> **Exercise**:
Show every line of the records below that contains the word "Consumables".

# START OF Supplied material

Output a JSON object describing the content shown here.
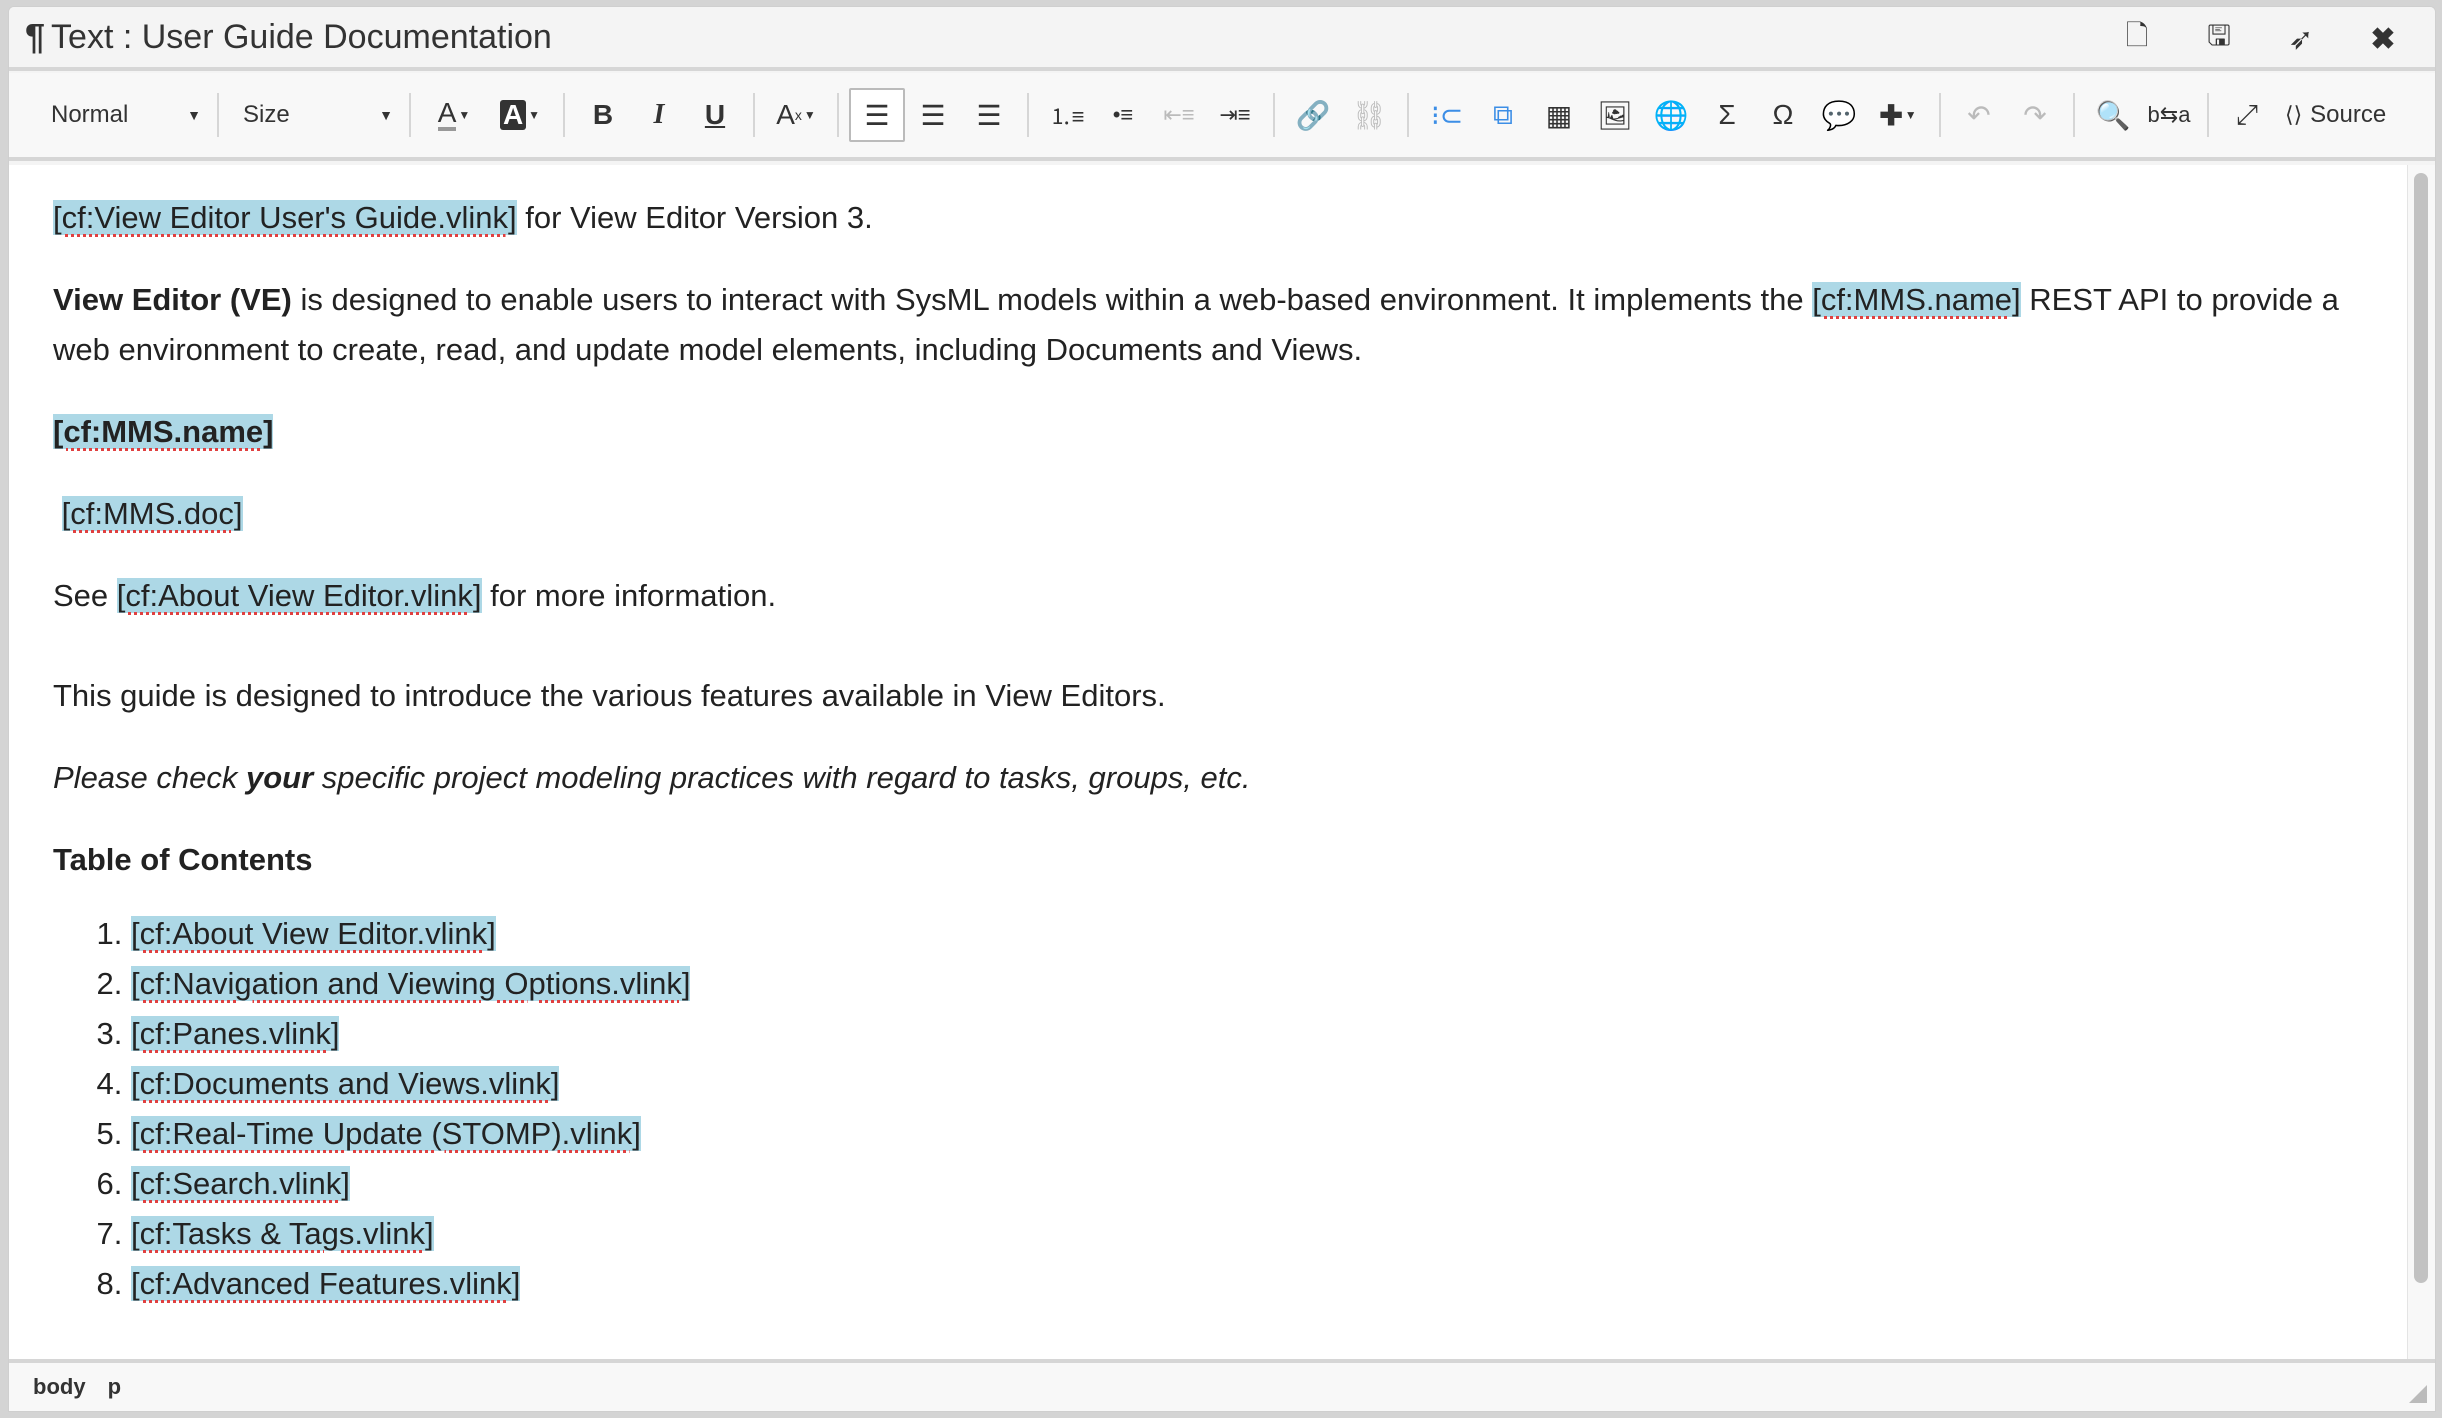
{
  "window": {
    "icon": "pilcrow-icon",
    "title": "Text : User Guide Documentation",
    "actions": [
      {
        "name": "pdf-icon",
        "glyph": "🗎"
      },
      {
        "name": "save-icon",
        "glyph": "💾"
      },
      {
        "name": "send-icon",
        "glyph": "➢"
      },
      {
        "name": "close-icon",
        "glyph": "✖"
      }
    ]
  },
  "toolbar": {
    "format": "Normal",
    "size": "Size",
    "source": "Source"
  },
  "content": {
    "p1_link": "[cf:View Editor User's Guide.vlink]",
    "p1_rest": " for View Editor Version 3.",
    "p2_bold": "View Editor (VE)",
    "p2_a": " is designed to enable users to interact with SysML models within a web-based environment. It implements the ",
    "p2_link": "[cf:MMS.name]",
    "p2_b": " REST API to provide a web environment to create, read, and update model elements, including Documents and Views.",
    "p3_link": "[cf:MMS.name]",
    "p4_link": "[cf:MMS.doc]",
    "p5_a": "See ",
    "p5_link": "[cf:About View Editor.vlink]",
    "p5_b": " for more information.",
    "p6": "This guide is designed to introduce the various features available in View Editors.",
    "p7_a": "Please check ",
    "p7_bold": "your",
    "p7_b": " specific project modeling practices with regard to tasks, groups, etc.",
    "toc_title": "Table of Contents",
    "toc": [
      "[cf:About View Editor.vlink]",
      "[cf:Navigation and Viewing Options.vlink]",
      "[cf:Panes.vlink]",
      "[cf:Documents and Views.vlink]",
      "[cf:Real-Time Update (STOMP).vlink]",
      "[cf:Search.vlink]",
      "[cf:Tasks & Tags.vlink]",
      "[cf:Advanced Features.vlink]"
    ]
  },
  "status": {
    "path": [
      "body",
      "p"
    ]
  },
  "colors": {
    "link_highlight": "#add8e6",
    "spell_underline": "#e04040",
    "accent": "#3c8ee6"
  }
}
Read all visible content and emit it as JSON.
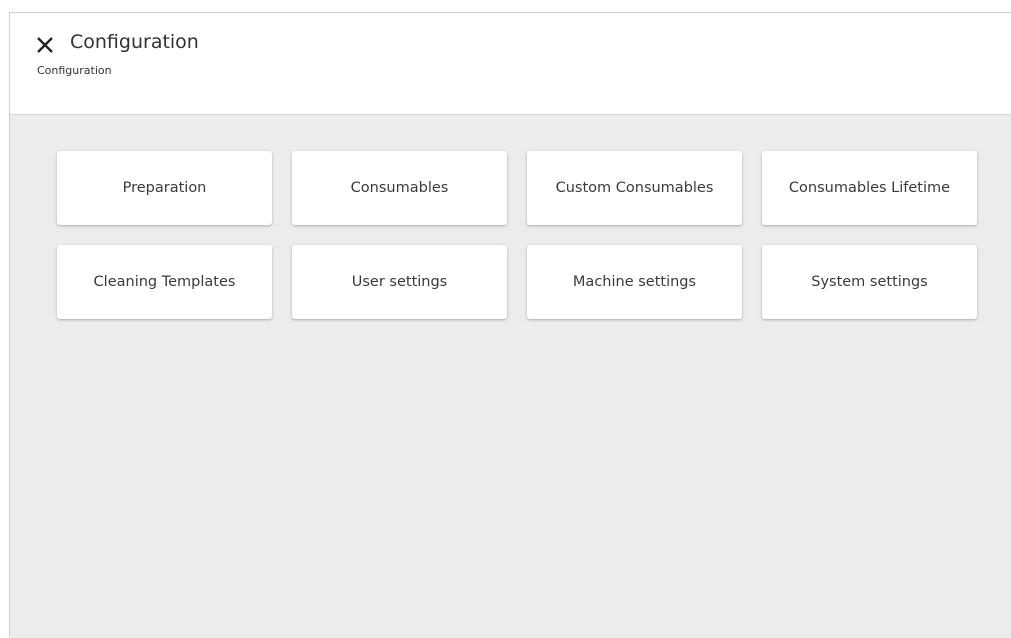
{
  "header": {
    "title": "Configuration",
    "breadcrumb": "Configuration",
    "close_icon": "close-icon"
  },
  "tiles": [
    {
      "label": "Preparation"
    },
    {
      "label": "Consumables"
    },
    {
      "label": "Custom Consumables"
    },
    {
      "label": "Consumables Lifetime"
    },
    {
      "label": "Cleaning Templates"
    },
    {
      "label": "User settings"
    },
    {
      "label": "Machine settings"
    },
    {
      "label": "System settings"
    }
  ],
  "colors": {
    "content_background": "#ececec",
    "tile_background": "#ffffff",
    "text": "#333333"
  }
}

# END OF Supplied material

> **Full solution**:
      "label": "Consumables"
      "label": "Custom Consumables"
      "label": "Consumables Lifetime"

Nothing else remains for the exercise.